→ Problem to work on:
Take every line from the material that has the word "Distance" in it.

━━ Exercise input ━━

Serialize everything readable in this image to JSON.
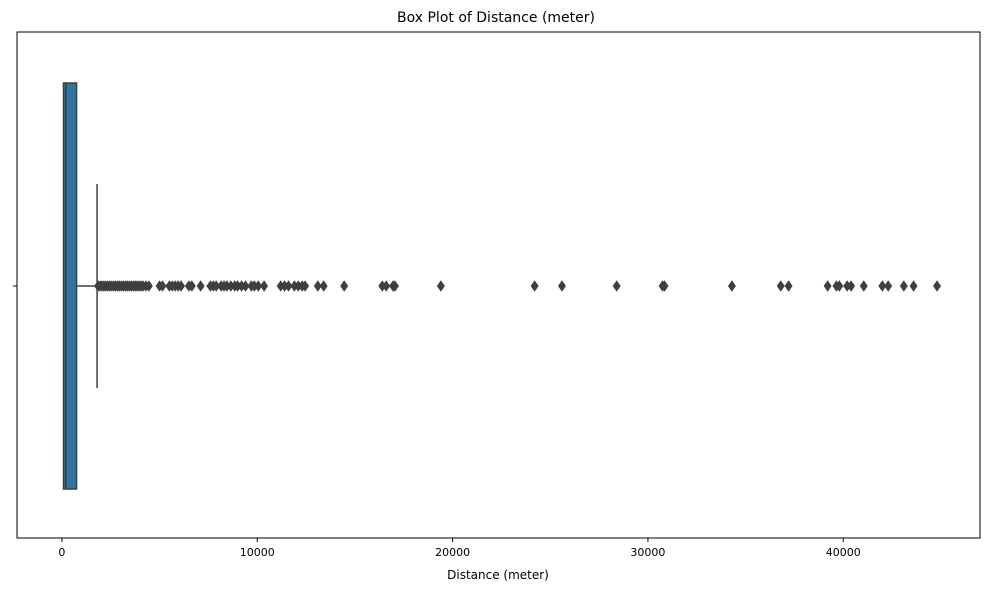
{
  "chart_data": {
    "type": "box",
    "title": "Box Plot of Distance (meter)",
    "xlabel": "Distance (meter)",
    "ylabel": "",
    "orientation": "horizontal",
    "xlim": [
      -2300,
      47000
    ],
    "xticks": [
      0,
      10000,
      20000,
      30000,
      40000
    ],
    "xtick_labels": [
      "0",
      "10000",
      "20000",
      "30000",
      "40000"
    ],
    "grid": false,
    "box": {
      "min": 0,
      "q1": 80,
      "median": 200,
      "q3": 750,
      "whisker_low": 0,
      "whisker_high": 1800,
      "color": "#3274a1",
      "edge_color": "#3f3f3f"
    },
    "outliers": [
      1850,
      1950,
      2050,
      2150,
      2250,
      2350,
      2450,
      2550,
      2650,
      2750,
      2850,
      2950,
      3050,
      3150,
      3250,
      3350,
      3450,
      3550,
      3650,
      3750,
      3850,
      3950,
      4050,
      4150,
      4300,
      4450,
      5000,
      5150,
      5500,
      5650,
      5800,
      5950,
      6100,
      6500,
      6650,
      7100,
      7600,
      7750,
      7900,
      8150,
      8300,
      8450,
      8650,
      8850,
      9000,
      9200,
      9400,
      9700,
      9850,
      10050,
      10350,
      11200,
      11400,
      11600,
      11900,
      12100,
      12300,
      12450,
      13100,
      13400,
      14450,
      16400,
      16600,
      16950,
      17050,
      19400,
      24200,
      25600,
      28400,
      30750,
      30850,
      34300,
      36800,
      37200,
      39200,
      39650,
      39800,
      40200,
      40400,
      41050,
      42000,
      42300,
      43100,
      43600,
      44800
    ]
  }
}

━━━

→ Answer in full:
    "title": "Box Plot of Distance (meter)",
    "xlabel": "Distance (meter)",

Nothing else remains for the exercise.